MATERIAL TO PROCESS
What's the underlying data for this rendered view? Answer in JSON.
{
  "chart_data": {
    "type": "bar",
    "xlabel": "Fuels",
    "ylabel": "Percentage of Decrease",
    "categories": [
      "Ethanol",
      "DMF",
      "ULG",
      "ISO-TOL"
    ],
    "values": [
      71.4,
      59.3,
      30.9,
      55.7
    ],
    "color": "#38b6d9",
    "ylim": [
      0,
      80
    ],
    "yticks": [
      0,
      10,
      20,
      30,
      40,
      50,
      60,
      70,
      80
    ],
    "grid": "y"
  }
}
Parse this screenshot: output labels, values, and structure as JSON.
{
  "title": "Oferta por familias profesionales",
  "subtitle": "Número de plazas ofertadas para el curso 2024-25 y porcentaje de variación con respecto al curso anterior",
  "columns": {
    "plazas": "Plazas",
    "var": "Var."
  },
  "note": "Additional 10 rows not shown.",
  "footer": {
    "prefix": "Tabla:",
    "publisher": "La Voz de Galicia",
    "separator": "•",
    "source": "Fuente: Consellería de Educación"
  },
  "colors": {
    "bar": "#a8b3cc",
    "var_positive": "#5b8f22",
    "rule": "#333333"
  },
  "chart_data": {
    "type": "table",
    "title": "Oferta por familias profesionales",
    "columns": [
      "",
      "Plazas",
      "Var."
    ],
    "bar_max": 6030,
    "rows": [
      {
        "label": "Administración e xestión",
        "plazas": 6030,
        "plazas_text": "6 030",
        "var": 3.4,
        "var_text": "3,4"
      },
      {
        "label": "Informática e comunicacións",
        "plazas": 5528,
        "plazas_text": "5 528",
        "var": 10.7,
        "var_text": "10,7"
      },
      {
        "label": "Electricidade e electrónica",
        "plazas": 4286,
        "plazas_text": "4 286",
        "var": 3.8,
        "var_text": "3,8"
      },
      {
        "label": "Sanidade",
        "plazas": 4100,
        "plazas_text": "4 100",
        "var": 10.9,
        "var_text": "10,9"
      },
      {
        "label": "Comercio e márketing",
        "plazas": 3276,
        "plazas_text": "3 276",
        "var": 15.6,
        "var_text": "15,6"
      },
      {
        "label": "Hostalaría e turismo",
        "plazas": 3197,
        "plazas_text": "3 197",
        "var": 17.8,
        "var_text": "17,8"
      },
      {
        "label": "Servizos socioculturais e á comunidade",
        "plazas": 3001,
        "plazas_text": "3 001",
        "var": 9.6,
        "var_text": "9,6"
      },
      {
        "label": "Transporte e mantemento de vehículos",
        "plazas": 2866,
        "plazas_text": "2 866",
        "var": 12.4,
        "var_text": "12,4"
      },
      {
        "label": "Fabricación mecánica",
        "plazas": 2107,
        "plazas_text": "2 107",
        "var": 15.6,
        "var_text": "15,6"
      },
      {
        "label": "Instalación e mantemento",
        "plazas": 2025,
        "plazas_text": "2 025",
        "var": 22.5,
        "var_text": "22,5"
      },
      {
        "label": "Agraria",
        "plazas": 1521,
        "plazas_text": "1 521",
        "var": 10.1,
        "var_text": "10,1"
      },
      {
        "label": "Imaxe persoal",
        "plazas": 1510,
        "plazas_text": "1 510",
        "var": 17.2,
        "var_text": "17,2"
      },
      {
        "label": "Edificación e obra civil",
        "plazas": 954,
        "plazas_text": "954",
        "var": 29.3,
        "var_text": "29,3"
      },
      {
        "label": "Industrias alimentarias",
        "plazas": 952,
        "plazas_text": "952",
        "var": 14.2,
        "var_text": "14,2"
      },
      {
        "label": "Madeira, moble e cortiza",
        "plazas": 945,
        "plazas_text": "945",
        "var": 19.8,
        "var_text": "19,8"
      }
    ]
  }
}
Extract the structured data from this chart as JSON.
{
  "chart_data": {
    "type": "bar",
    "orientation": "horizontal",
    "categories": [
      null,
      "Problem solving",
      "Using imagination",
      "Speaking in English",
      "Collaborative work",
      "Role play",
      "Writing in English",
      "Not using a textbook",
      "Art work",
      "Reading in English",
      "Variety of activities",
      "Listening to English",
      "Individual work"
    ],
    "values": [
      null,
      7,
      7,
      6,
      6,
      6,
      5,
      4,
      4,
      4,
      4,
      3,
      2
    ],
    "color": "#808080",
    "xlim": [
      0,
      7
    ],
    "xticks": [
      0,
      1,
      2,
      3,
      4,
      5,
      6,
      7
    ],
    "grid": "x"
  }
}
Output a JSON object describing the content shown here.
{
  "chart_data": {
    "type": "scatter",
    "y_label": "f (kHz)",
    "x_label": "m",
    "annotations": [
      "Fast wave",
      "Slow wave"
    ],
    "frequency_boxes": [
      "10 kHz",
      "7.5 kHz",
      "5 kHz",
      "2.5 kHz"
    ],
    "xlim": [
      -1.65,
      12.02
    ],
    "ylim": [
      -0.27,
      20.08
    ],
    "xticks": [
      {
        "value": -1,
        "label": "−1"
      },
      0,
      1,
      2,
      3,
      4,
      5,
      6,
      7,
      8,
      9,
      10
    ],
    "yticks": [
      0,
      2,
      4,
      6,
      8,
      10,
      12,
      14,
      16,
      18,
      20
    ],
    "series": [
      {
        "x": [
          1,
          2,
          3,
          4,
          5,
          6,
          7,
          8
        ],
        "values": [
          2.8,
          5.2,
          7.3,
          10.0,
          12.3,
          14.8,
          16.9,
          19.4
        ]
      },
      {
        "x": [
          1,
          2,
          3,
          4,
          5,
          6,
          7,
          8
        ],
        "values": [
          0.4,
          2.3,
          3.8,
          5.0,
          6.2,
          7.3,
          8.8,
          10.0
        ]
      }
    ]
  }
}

WHAT THE EXERCISE ASKS
Of all the lines in the entries, how many contain the word "English"? Give only the number.

RESULT FOR THIS EXERCISE
4